Requirements
The listing beneath should be written out in full, exactly as shown.

Records shown
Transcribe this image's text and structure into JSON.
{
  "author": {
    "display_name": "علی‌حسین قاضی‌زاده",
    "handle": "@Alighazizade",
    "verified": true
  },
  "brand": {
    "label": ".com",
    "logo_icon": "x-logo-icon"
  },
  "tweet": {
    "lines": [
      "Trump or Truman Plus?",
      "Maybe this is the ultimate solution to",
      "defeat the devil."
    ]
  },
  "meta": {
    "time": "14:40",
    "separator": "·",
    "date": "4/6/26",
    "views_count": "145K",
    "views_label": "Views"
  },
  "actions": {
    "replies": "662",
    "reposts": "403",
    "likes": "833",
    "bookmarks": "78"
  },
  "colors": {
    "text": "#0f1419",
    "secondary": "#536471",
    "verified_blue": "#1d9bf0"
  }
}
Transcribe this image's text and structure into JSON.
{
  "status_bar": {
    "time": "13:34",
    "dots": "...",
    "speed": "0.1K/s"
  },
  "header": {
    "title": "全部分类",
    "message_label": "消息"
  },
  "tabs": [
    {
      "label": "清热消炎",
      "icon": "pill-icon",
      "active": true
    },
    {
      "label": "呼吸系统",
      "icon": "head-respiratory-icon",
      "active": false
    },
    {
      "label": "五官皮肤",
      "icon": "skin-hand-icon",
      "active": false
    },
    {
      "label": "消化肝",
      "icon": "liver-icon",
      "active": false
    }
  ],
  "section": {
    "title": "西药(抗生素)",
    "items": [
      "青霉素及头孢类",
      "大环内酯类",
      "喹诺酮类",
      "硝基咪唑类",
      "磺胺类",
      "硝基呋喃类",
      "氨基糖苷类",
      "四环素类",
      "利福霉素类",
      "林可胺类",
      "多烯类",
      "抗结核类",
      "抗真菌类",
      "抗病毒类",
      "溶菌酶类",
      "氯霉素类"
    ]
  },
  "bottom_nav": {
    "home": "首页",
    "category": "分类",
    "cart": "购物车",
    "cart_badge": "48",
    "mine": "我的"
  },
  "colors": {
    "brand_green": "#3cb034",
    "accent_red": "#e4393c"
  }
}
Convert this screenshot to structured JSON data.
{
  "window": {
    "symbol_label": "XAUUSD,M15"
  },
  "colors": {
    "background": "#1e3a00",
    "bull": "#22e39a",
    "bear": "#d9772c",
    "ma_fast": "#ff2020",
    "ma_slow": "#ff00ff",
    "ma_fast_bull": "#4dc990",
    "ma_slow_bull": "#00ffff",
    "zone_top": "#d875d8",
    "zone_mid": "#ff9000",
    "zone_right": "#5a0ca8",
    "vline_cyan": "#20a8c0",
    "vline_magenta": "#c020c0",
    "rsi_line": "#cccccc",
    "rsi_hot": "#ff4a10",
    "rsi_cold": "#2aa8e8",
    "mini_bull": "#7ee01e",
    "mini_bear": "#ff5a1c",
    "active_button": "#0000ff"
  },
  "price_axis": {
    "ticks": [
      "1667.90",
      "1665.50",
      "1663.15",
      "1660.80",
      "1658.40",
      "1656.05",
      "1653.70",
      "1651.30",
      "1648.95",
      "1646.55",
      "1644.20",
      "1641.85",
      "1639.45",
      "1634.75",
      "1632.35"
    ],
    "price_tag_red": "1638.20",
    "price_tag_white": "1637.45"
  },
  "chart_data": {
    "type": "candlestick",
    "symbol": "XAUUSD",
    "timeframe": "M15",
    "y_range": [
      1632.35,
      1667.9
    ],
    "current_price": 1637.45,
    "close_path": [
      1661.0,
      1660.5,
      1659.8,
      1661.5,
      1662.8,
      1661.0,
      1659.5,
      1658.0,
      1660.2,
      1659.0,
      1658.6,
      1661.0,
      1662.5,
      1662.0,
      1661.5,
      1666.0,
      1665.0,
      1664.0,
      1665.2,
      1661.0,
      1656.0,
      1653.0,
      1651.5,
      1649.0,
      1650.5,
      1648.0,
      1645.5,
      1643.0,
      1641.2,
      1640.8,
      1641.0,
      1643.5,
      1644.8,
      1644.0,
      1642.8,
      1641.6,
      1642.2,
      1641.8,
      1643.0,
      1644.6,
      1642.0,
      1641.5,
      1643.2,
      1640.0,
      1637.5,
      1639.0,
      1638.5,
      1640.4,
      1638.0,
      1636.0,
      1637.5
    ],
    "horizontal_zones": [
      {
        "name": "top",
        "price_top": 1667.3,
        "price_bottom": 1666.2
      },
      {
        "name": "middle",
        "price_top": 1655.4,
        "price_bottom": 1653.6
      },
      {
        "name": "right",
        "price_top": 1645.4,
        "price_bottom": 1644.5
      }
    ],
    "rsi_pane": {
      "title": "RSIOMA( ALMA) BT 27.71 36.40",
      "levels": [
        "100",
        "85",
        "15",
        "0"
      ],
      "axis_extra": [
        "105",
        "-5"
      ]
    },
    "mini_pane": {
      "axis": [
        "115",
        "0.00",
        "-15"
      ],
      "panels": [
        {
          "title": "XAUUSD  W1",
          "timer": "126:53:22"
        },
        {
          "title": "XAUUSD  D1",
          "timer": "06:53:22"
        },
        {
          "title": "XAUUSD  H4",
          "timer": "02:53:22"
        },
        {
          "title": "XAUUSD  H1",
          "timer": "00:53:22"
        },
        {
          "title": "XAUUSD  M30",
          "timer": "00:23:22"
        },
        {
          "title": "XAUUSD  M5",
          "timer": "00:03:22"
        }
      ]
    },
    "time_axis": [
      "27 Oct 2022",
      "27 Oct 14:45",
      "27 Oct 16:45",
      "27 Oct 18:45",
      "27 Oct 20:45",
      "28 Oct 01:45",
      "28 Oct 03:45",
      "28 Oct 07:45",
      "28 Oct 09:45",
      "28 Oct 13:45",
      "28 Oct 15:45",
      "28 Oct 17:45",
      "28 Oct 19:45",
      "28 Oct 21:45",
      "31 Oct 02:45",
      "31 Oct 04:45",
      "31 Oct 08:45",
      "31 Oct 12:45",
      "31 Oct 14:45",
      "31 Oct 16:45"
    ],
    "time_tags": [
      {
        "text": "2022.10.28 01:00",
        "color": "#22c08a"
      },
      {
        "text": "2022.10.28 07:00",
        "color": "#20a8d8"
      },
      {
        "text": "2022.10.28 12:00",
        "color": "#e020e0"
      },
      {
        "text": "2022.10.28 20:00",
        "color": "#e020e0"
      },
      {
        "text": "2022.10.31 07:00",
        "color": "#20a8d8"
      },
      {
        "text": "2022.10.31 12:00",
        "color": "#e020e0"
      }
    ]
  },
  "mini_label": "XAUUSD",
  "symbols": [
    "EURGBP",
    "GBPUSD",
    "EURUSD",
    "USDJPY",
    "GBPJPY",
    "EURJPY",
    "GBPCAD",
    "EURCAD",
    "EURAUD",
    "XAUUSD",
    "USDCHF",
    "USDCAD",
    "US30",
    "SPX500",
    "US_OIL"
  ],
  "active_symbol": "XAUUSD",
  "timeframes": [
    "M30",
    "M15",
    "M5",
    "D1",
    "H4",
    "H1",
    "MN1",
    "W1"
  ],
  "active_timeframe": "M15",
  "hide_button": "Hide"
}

Solution to the exercise
Transcribe this image's text and structure into JSON.
{
  "author": {
    "display_name": "علی‌حسین قاضی‌زاده",
    "handle": "@Alighazizade",
    "verified": true
  },
  "brand": {
    "label": ".com",
    "logo_icon": "x-logo-icon"
  },
  "tweet": {
    "lines": [
      "Trump or Truman Plus?",
      "Maybe this is the ultimate solution to",
      "defeat the devil."
    ]
  },
  "meta": {
    "time": "14:40",
    "separator": "·",
    "date": "4/6/26",
    "views_count": "145K",
    "views_label": "Views"
  },
  "actions": {
    "replies": "662",
    "reposts": "403",
    "likes": "833",
    "bookmarks": "78"
  },
  "colors": {
    "text": "#0f1419",
    "secondary": "#536471",
    "verified_blue": "#1d9bf0"
  }
}
Transcribe this image's text and structure into JSON.
{
  "status_bar": {
    "time": "13:34",
    "dots": "...",
    "speed": "0.1K/s"
  },
  "header": {
    "title": "全部分类",
    "message_label": "消息"
  },
  "tabs": [
    {
      "label": "清热消炎",
      "icon": "pill-icon",
      "active": true
    },
    {
      "label": "呼吸系统",
      "icon": "head-respiratory-icon",
      "active": false
    },
    {
      "label": "五官皮肤",
      "icon": "skin-hand-icon",
      "active": false
    },
    {
      "label": "消化肝",
      "icon": "liver-icon",
      "active": false
    }
  ],
  "section": {
    "title": "西药(抗生素)",
    "items": [
      "青霉素及头孢类",
      "大环内酯类",
      "喹诺酮类",
      "硝基咪唑类",
      "磺胺类",
      "硝基呋喃类",
      "氨基糖苷类",
      "四环素类",
      "利福霉素类",
      "林可胺类",
      "多烯类",
      "抗结核类",
      "抗真菌类",
      "抗病毒类",
      "溶菌酶类",
      "氯霉素类"
    ]
  },
  "bottom_nav": {
    "home": "首页",
    "category": "分类",
    "cart": "购物车",
    "cart_badge": "48",
    "mine": "我的"
  },
  "colors": {
    "brand_green": "#3cb034",
    "accent_red": "#e4393c"
  }
}
Convert this screenshot to structured JSON data.
{
  "window": {
    "symbol_label": "XAUUSD,M15"
  },
  "colors": {
    "background": "#1e3a00",
    "bull": "#22e39a",
    "bear": "#d9772c",
    "ma_fast": "#ff2020",
    "ma_slow": "#ff00ff",
    "ma_fast_bull": "#4dc990",
    "ma_slow_bull": "#00ffff",
    "zone_top": "#d875d8",
    "zone_mid": "#ff9000",
    "zone_right": "#5a0ca8",
    "vline_cyan": "#20a8c0",
    "vline_magenta": "#c020c0",
    "rsi_line": "#cccccc",
    "rsi_hot": "#ff4a10",
    "rsi_cold": "#2aa8e8",
    "mini_bull": "#7ee01e",
    "mini_bear": "#ff5a1c",
    "active_button": "#0000ff"
  },
  "price_axis": {
    "ticks": [
      "1667.90",
      "1665.50",
      "1663.15",
      "1660.80",
      "1658.40",
      "1656.05",
      "1653.70",
      "1651.30",
      "1648.95",
      "1646.55",
      "1644.20",
      "1641.85",
      "1639.45",
      "1634.75",
      "1632.35"
    ],
    "price_tag_red": "1638.20",
    "price_tag_white": "1637.45"
  },
  "chart_data": {
    "type": "candlestick",
    "symbol": "XAUUSD",
    "timeframe": "M15",
    "y_range": [
      1632.35,
      1667.9
    ],
    "current_price": 1637.45,
    "close_path": [
      1661.0,
      1660.5,
      1659.8,
      1661.5,
      1662.8,
      1661.0,
      1659.5,
      1658.0,
      1660.2,
      1659.0,
      1658.6,
      1661.0,
      1662.5,
      1662.0,
      1661.5,
      1666.0,
      1665.0,
      1664.0,
      1665.2,
      1661.0,
      1656.0,
      1653.0,
      1651.5,
      1649.0,
      1650.5,
      1648.0,
      1645.5,
      1643.0,
      1641.2,
      1640.8,
      1641.0,
      1643.5,
      1644.8,
      1644.0,
      1642.8,
      1641.6,
      1642.2,
      1641.8,
      1643.0,
      1644.6,
      1642.0,
      1641.5,
      1643.2,
      1640.0,
      1637.5,
      1639.0,
      1638.5,
      1640.4,
      1638.0,
      1636.0,
      1637.5
    ],
    "horizontal_zones": [
      {
        "name": "top",
        "price_top": 1667.3,
        "price_bottom": 1666.2
      },
      {
        "name": "middle",
        "price_top": 1655.4,
        "price_bottom": 1653.6
      },
      {
        "name": "right",
        "price_top": 1645.4,
        "price_bottom": 1644.5
      }
    ],
    "rsi_pane": {
      "title": "RSIOMA( ALMA) BT 27.71 36.40",
      "levels": [
        "100",
        "85",
        "15",
        "0"
      ],
      "axis_extra": [
        "105",
        "-5"
      ]
    },
    "mini_pane": {
      "axis": [
        "115",
        "0.00",
        "-15"
      ],
      "panels": [
        {
          "title": "XAUUSD  W1",
          "timer": "126:53:22"
        },
        {
          "title": "XAUUSD  D1",
          "timer": "06:53:22"
        },
        {
          "title": "XAUUSD  H4",
          "timer": "02:53:22"
        },
        {
          "title": "XAUUSD  H1",
          "timer": "00:53:22"
        },
        {
          "title": "XAUUSD  M30",
          "timer": "00:23:22"
        },
        {
          "title": "XAUUSD  M5",
          "timer": "00:03:22"
        }
      ]
    },
    "time_axis": [
      "27 Oct 2022",
      "27 Oct 14:45",
      "27 Oct 16:45",
      "27 Oct 18:45",
      "27 Oct 20:45",
      "28 Oct 01:45",
      "28 Oct 03:45",
      "28 Oct 07:45",
      "28 Oct 09:45",
      "28 Oct 13:45",
      "28 Oct 15:45",
      "28 Oct 17:45",
      "28 Oct 19:45",
      "28 Oct 21:45",
      "31 Oct 02:45",
      "31 Oct 04:45",
      "31 Oct 08:45",
      "31 Oct 12:45",
      "31 Oct 14:45",
      "31 Oct 16:45"
    ],
    "time_tags": [
      {
        "text": "2022.10.28 01:00",
        "color": "#22c08a"
      },
      {
        "text": "2022.10.28 07:00",
        "color": "#20a8d8"
      },
      {
        "text": "2022.10.28 12:00",
        "color": "#e020e0"
      },
      {
        "text": "2022.10.28 20:00",
        "color": "#e020e0"
      },
      {
        "text": "2022.10.31 07:00",
        "color": "#20a8d8"
      },
      {
        "text": "2022.10.31 12:00",
        "color": "#e020e0"
      }
    ]
  },
  "mini_label": "XAUUSD",
  "symbols": [
    "EURGBP",
    "GBPUSD",
    "EURUSD",
    "USDJPY",
    "GBPJPY",
    "EURJPY",
    "GBPCAD",
    "EURCAD",
    "EURAUD",
    "XAUUSD",
    "USDCHF",
    "USDCAD",
    "US30",
    "SPX500",
    "US_OIL"
  ],
  "active_symbol": "XAUUSD",
  "timeframes": [
    "M30",
    "M15",
    "M5",
    "D1",
    "H4",
    "H1",
    "MN1",
    "W1"
  ],
  "active_timeframe": "M15",
  "hide_button": "Hide"
}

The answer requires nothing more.